Exercise prompt:
Copy out each line of the material below that holds the string "this".

= = = =

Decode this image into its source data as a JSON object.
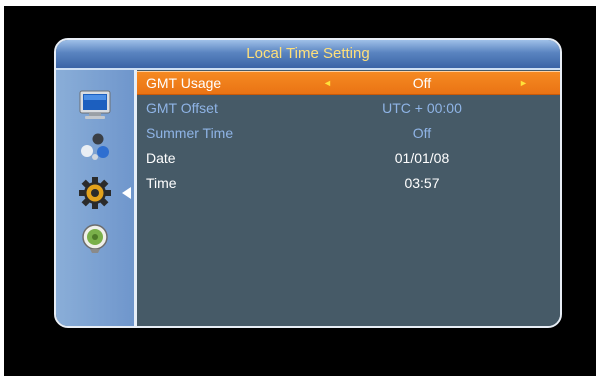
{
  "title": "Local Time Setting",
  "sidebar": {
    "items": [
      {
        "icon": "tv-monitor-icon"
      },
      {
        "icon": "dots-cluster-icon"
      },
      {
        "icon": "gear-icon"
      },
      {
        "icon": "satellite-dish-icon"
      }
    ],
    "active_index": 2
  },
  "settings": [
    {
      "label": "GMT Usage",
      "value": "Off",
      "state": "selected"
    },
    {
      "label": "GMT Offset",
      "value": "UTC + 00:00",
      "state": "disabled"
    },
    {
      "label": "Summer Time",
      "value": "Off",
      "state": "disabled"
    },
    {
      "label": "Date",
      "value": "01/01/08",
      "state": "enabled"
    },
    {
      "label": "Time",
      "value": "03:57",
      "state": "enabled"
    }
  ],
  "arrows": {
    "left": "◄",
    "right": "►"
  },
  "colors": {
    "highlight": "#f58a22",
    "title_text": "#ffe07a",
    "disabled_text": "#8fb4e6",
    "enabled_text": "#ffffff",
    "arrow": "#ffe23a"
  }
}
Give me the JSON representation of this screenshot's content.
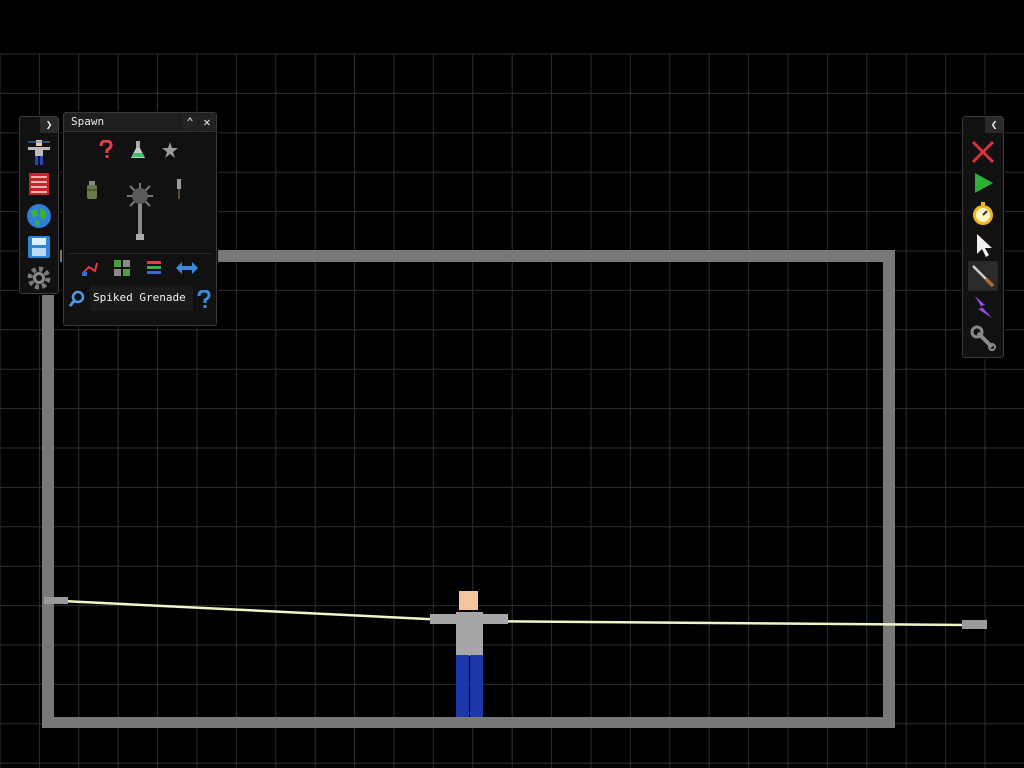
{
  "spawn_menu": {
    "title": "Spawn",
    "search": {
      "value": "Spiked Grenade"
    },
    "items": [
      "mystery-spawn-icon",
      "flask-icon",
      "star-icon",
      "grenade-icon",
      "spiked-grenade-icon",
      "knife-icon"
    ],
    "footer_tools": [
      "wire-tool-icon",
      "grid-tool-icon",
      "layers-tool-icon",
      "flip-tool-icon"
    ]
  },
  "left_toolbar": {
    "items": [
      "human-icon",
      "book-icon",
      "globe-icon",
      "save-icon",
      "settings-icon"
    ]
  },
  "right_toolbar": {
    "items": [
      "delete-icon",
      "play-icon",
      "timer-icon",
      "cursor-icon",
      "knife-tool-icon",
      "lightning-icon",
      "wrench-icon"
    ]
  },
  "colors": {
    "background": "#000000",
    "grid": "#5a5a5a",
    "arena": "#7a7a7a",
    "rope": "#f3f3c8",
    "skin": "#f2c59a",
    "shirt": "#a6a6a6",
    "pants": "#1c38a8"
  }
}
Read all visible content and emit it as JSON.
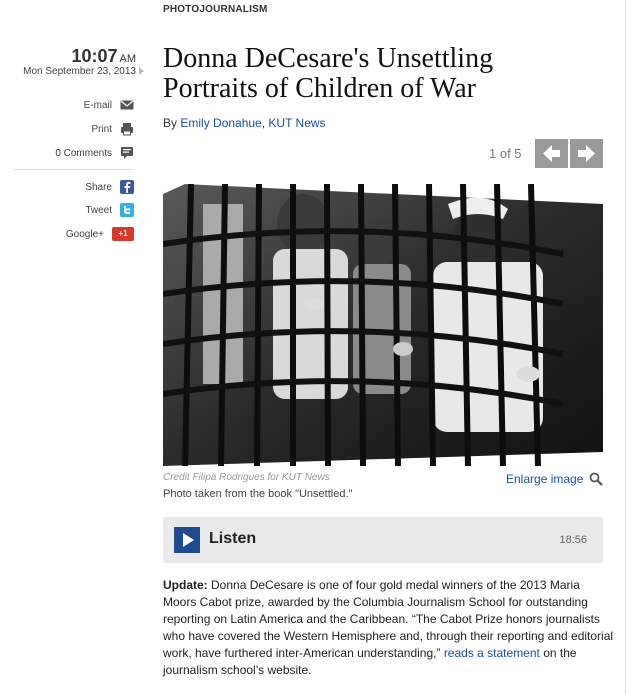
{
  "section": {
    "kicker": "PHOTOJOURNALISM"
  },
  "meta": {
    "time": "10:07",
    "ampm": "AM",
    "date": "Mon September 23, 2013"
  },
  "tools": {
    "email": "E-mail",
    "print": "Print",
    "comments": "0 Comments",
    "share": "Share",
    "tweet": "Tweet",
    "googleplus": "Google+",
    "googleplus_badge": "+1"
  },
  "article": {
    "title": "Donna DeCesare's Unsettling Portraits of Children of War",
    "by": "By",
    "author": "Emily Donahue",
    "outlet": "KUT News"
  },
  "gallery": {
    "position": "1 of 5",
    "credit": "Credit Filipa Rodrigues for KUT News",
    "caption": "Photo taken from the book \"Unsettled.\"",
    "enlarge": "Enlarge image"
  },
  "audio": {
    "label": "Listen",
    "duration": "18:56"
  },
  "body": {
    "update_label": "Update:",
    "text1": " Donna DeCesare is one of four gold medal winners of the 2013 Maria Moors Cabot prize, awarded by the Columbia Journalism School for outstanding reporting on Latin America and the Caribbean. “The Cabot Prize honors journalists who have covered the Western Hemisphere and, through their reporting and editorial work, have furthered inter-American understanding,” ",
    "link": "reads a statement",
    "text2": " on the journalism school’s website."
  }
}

= = = =

Task solution:
Decode this image into its source data as a JSON object.
Give me the JSON representation of this screenshot's content.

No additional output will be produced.